* Written request *
Determine how many lines hold "SVALUTAZIONE" and give only that number.

-- start of Supplied material --

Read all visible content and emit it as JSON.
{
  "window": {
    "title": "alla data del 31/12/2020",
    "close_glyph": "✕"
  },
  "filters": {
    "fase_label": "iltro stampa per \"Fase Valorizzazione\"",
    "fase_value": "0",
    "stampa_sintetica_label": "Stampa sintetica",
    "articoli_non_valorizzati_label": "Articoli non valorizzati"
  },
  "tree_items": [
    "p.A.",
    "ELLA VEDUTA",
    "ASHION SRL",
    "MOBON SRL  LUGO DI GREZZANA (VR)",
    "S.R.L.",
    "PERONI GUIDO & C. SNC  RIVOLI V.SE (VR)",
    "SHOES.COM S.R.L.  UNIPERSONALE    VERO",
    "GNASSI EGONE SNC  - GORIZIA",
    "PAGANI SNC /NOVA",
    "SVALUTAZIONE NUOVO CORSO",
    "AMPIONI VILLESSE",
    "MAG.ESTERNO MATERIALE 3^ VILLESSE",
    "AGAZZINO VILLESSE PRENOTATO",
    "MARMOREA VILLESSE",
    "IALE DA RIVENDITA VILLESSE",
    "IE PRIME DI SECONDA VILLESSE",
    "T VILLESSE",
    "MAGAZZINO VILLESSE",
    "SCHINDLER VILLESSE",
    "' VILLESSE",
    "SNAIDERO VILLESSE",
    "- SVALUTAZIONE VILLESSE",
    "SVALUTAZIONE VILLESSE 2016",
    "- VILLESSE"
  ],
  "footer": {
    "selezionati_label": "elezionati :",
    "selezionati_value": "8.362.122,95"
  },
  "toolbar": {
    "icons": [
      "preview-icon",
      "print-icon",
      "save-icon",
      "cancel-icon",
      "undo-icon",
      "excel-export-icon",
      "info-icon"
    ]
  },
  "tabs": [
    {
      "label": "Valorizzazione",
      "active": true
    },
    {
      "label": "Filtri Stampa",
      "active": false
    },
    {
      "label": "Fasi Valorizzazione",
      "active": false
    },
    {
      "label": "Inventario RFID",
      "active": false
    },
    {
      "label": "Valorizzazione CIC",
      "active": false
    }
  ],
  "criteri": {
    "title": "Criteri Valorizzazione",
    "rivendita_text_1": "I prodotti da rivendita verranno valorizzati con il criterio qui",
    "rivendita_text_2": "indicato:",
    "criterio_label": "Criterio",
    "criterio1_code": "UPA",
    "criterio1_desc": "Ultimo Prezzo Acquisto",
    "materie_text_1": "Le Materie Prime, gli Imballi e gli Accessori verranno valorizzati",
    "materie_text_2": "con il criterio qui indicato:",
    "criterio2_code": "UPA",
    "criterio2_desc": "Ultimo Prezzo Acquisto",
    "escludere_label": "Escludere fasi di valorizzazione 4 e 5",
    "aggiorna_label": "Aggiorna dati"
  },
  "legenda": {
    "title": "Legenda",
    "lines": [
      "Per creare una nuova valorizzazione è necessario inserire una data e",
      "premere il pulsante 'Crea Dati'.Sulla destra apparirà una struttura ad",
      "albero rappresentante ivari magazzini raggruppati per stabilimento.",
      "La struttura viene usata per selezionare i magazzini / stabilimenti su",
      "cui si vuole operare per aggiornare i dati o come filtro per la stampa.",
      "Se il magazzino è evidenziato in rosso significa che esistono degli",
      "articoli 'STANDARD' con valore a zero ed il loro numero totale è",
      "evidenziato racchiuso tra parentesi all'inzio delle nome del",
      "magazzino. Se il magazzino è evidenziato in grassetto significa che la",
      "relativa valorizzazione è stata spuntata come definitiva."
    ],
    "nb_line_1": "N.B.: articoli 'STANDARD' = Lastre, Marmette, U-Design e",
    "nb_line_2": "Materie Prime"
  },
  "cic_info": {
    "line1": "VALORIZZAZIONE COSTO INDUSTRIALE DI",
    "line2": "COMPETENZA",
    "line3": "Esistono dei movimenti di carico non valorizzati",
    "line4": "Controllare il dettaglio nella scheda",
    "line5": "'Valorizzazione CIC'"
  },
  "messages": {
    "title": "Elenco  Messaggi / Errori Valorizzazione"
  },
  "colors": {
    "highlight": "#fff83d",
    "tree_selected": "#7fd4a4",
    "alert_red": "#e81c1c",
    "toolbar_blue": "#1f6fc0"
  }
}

-- end of Supplied material --

* Result *
3